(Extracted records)
------------------------------------------------------------

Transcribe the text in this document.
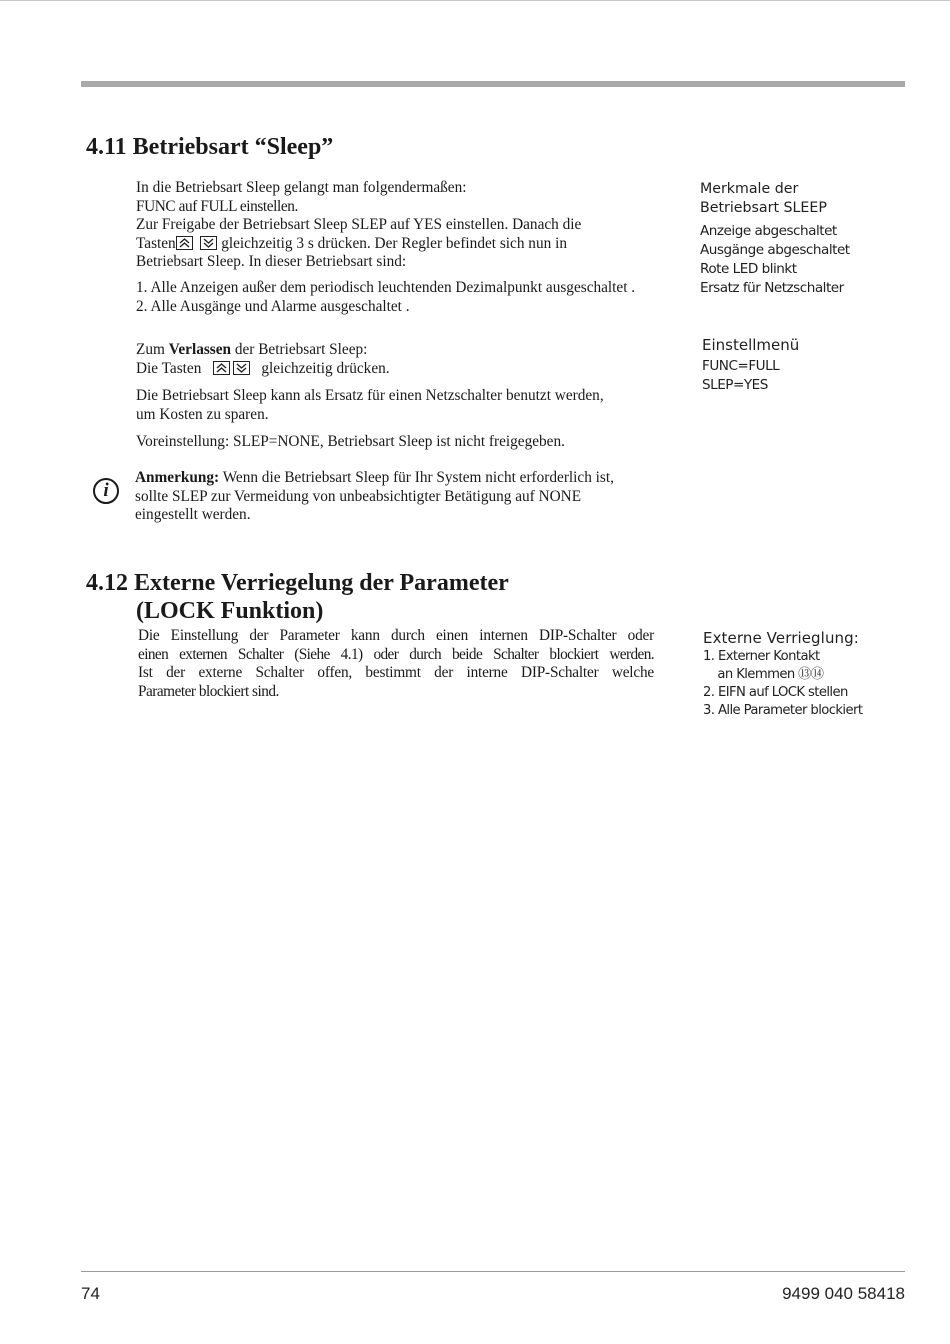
4.11 Betriebsart “Sleep”

In die Betriebsart Sleep gelangt man folgendermaßen:

FUNC auf FULL einstellen.

Zur Freigabe der Betriebsart Sleep SLEP auf YES einstellen. Danach die

Tasten
	gleichzeitig 3 s drücken. Der Regler befindet sich nun in

Betriebsart Sleep. In dieser Betriebsart sind:

1. Alle Anzeigen außer dem periodisch leuchtenden Dezimalpunkt ausgeschaltet .

2. Alle Ausgänge und Alarme ausgeschaltet .

Zum Verlassen der Betriebsart Sleep:

Die Tasten	gleichzeitig drücken.

Die Betriebsart Sleep kann als Ersatz für einen Netzschalter benutzt werden,

um Kosten zu sparen.

Voreinstellung: SLEP=NONE, Betriebsart Sleep ist nicht freigegeben.
i

Anmerkung: Wenn die Betriebsart Sleep für Ihr System nicht erforderlich ist,

sollte SLEP zur Vermeidung von unbeabsichtigter Betätigung auf NONE

eingestellt werden.

Merkmale der
Betriebsart SLEEP
Anzeige abgeschaltet
Ausgänge abgeschaltet
Rote LED blinkt
Ersatz für Netzschalter
Einstellmenü
FUNC=FULL
SLEP=YES
4.12 Externe Verriegelung der Parameter
(LOCK Funktion)

Die Einstellung der Parameter kann durch einen internen DIP-Schalter oder

einen externen Schalter (Siehe 4.1) oder durch beide Schalter blockiert werden.

Ist der externe Schalter offen, bestimmt der interne DIP-Schalter welche

Parameter blockiert sind.

Externe Verrieglung:
1. Externer Kontakt
an Klemmen ⑬⑭
2. EIFN auf LOCK stellen
3. Alle Parameter blockiert
74	9499 040 58418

------------------------------------------------------------

**Task goal**:
Copy the data character for character, but drop all pictures from the copy.

**Task result**:
Transcribe the text in this document.
4.11 Betriebsart “Sleep”

In die Betriebsart Sleep gelangt man folgendermaßen:

FUNC auf FULL einstellen.

Zur Freigabe der Betriebsart Sleep SLEP auf YES einstellen. Danach die

Tasten
	gleichzeitig 3 s drücken. Der Regler befindet sich nun in

Betriebsart Sleep. In dieser Betriebsart sind:

1. Alle Anzeigen außer dem periodisch leuchtenden Dezimalpunkt ausgeschaltet .

2. Alle Ausgänge und Alarme ausgeschaltet .

Zum Verlassen der Betriebsart Sleep:

Die Tasten	gleichzeitig drücken.

Die Betriebsart Sleep kann als Ersatz für einen Netzschalter benutzt werden,

um Kosten zu sparen.

Voreinstellung: SLEP=NONE, Betriebsart Sleep ist nicht freigegeben.
i

Anmerkung: Wenn die Betriebsart Sleep für Ihr System nicht erforderlich ist,

sollte SLEP zur Vermeidung von unbeabsichtigter Betätigung auf NONE

eingestellt werden.

Merkmale der
Betriebsart SLEEP
Anzeige abgeschaltet
Ausgänge abgeschaltet
Rote LED blinkt
Ersatz für Netzschalter
Einstellmenü
FUNC=FULL
SLEP=YES
4.12 Externe Verriegelung der Parameter
(LOCK Funktion)

Die Einstellung der Parameter kann durch einen internen DIP-Schalter oder

einen externen Schalter (Siehe 4.1) oder durch beide Schalter blockiert werden.

Ist der externe Schalter offen, bestimmt der interne DIP-Schalter welche

Parameter blockiert sind.

Externe Verrieglung:
1. Externer Kontakt
an Klemmen ⑬⑭
2. EIFN auf LOCK stellen
3. Alle Parameter blockiert
74	9499 040 58418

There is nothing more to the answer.